STATED GOAL:
What follows is a set of records; repeat all of them exactly.

GIVEN RECORDS:
----

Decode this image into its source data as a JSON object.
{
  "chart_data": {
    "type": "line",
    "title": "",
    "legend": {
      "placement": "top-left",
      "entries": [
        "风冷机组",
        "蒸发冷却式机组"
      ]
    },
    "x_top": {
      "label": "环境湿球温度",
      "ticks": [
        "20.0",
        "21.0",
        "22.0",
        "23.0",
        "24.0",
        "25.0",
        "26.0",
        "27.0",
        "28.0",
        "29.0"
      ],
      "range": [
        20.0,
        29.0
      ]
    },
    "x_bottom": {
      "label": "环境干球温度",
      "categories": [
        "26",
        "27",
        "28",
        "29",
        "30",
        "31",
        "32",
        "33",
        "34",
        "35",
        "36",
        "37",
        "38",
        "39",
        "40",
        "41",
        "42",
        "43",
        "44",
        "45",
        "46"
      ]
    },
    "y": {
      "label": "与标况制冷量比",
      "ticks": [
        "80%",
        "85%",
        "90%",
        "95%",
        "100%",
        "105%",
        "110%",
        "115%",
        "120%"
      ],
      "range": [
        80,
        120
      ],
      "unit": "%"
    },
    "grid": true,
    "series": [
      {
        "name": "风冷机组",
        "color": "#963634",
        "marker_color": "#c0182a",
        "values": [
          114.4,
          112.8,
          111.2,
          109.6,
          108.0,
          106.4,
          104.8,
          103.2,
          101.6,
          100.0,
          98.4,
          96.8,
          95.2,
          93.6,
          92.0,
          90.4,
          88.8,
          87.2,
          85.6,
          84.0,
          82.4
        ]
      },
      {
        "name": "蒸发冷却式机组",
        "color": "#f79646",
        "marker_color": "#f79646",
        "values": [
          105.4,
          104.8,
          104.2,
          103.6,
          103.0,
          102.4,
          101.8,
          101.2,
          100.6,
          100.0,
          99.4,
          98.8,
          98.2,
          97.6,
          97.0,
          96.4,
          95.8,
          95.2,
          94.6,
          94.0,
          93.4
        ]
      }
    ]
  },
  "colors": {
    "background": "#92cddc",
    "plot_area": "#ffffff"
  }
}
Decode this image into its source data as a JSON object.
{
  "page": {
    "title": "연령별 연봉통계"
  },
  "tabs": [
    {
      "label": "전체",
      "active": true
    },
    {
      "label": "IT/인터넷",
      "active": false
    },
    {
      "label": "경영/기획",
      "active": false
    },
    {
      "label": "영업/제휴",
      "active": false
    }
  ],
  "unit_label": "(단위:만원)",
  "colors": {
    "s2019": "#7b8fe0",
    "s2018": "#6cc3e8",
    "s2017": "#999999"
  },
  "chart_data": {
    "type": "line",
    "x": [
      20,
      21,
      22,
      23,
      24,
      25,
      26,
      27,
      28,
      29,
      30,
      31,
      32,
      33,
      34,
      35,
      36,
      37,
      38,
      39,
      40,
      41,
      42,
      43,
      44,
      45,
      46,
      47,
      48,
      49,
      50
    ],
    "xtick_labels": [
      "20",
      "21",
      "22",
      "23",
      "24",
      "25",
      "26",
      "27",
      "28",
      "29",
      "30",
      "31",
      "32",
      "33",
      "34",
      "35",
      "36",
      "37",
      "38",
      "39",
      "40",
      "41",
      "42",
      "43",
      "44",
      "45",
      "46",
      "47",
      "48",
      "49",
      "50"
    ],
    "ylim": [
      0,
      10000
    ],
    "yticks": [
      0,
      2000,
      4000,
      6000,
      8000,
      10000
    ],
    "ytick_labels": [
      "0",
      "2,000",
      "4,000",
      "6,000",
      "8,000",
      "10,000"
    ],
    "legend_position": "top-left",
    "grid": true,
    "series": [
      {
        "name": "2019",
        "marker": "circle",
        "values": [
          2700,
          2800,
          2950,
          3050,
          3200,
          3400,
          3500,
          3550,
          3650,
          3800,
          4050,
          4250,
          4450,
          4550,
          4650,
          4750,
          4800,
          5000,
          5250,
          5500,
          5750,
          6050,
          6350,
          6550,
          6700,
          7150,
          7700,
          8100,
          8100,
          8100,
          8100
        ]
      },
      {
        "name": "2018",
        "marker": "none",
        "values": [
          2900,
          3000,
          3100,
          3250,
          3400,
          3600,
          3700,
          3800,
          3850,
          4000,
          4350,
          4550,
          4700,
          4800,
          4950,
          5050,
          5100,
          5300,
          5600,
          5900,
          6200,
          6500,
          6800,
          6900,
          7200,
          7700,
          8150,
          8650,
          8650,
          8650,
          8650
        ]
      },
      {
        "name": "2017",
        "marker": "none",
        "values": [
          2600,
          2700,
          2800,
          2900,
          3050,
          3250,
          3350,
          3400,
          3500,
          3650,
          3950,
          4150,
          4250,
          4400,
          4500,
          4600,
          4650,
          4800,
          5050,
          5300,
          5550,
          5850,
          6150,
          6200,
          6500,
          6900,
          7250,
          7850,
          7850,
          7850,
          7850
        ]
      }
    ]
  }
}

----

EXERCISE SOLUTION:
Decode this image into its source data as a JSON object.
{
  "chart_data": {
    "type": "line",
    "title": "",
    "legend": {
      "placement": "top-left",
      "entries": [
        "风冷机组",
        "蒸发冷却式机组"
      ]
    },
    "x_top": {
      "label": "环境湿球温度",
      "ticks": [
        "20.0",
        "21.0",
        "22.0",
        "23.0",
        "24.0",
        "25.0",
        "26.0",
        "27.0",
        "28.0",
        "29.0"
      ],
      "range": [
        20.0,
        29.0
      ]
    },
    "x_bottom": {
      "label": "环境干球温度",
      "categories": [
        "26",
        "27",
        "28",
        "29",
        "30",
        "31",
        "32",
        "33",
        "34",
        "35",
        "36",
        "37",
        "38",
        "39",
        "40",
        "41",
        "42",
        "43",
        "44",
        "45",
        "46"
      ]
    },
    "y": {
      "label": "与标况制冷量比",
      "ticks": [
        "80%",
        "85%",
        "90%",
        "95%",
        "100%",
        "105%",
        "110%",
        "115%",
        "120%"
      ],
      "range": [
        80,
        120
      ],
      "unit": "%"
    },
    "grid": true,
    "series": [
      {
        "name": "风冷机组",
        "color": "#963634",
        "marker_color": "#c0182a",
        "values": [
          114.4,
          112.8,
          111.2,
          109.6,
          108.0,
          106.4,
          104.8,
          103.2,
          101.6,
          100.0,
          98.4,
          96.8,
          95.2,
          93.6,
          92.0,
          90.4,
          88.8,
          87.2,
          85.6,
          84.0,
          82.4
        ]
      },
      {
        "name": "蒸发冷却式机组",
        "color": "#f79646",
        "marker_color": "#f79646",
        "values": [
          105.4,
          104.8,
          104.2,
          103.6,
          103.0,
          102.4,
          101.8,
          101.2,
          100.6,
          100.0,
          99.4,
          98.8,
          98.2,
          97.6,
          97.0,
          96.4,
          95.8,
          95.2,
          94.6,
          94.0,
          93.4
        ]
      }
    ]
  },
  "colors": {
    "background": "#92cddc",
    "plot_area": "#ffffff"
  }
}
Decode this image into its source data as a JSON object.
{
  "page": {
    "title": "연령별 연봉통계"
  },
  "tabs": [
    {
      "label": "전체",
      "active": true
    },
    {
      "label": "IT/인터넷",
      "active": false
    },
    {
      "label": "경영/기획",
      "active": false
    },
    {
      "label": "영업/제휴",
      "active": false
    }
  ],
  "unit_label": "(단위:만원)",
  "colors": {
    "s2019": "#7b8fe0",
    "s2018": "#6cc3e8",
    "s2017": "#999999"
  },
  "chart_data": {
    "type": "line",
    "x": [
      20,
      21,
      22,
      23,
      24,
      25,
      26,
      27,
      28,
      29,
      30,
      31,
      32,
      33,
      34,
      35,
      36,
      37,
      38,
      39,
      40,
      41,
      42,
      43,
      44,
      45,
      46,
      47,
      48,
      49,
      50
    ],
    "xtick_labels": [
      "20",
      "21",
      "22",
      "23",
      "24",
      "25",
      "26",
      "27",
      "28",
      "29",
      "30",
      "31",
      "32",
      "33",
      "34",
      "35",
      "36",
      "37",
      "38",
      "39",
      "40",
      "41",
      "42",
      "43",
      "44",
      "45",
      "46",
      "47",
      "48",
      "49",
      "50"
    ],
    "ylim": [
      0,
      10000
    ],
    "yticks": [
      0,
      2000,
      4000,
      6000,
      8000,
      10000
    ],
    "ytick_labels": [
      "0",
      "2,000",
      "4,000",
      "6,000",
      "8,000",
      "10,000"
    ],
    "legend_position": "top-left",
    "grid": true,
    "series": [
      {
        "name": "2019",
        "marker": "circle",
        "values": [
          2700,
          2800,
          2950,
          3050,
          3200,
          3400,
          3500,
          3550,
          3650,
          3800,
          4050,
          4250,
          4450,
          4550,
          4650,
          4750,
          4800,
          5000,
          5250,
          5500,
          5750,
          6050,
          6350,
          6550,
          6700,
          7150,
          7700,
          8100,
          8100,
          8100,
          8100
        ]
      },
      {
        "name": "2018",
        "marker": "none",
        "values": [
          2900,
          3000,
          3100,
          3250,
          3400,
          3600,
          3700,
          3800,
          3850,
          4000,
          4350,
          4550,
          4700,
          4800,
          4950,
          5050,
          5100,
          5300,
          5600,
          5900,
          6200,
          6500,
          6800,
          6900,
          7200,
          7700,
          8150,
          8650,
          8650,
          8650,
          8650
        ]
      },
      {
        "name": "2017",
        "marker": "none",
        "values": [
          2600,
          2700,
          2800,
          2900,
          3050,
          3250,
          3350,
          3400,
          3500,
          3650,
          3950,
          4150,
          4250,
          4400,
          4500,
          4600,
          4650,
          4800,
          5050,
          5300,
          5550,
          5850,
          6150,
          6200,
          6500,
          6900,
          7250,
          7850,
          7850,
          7850,
          7850
        ]
      }
    ]
  }
}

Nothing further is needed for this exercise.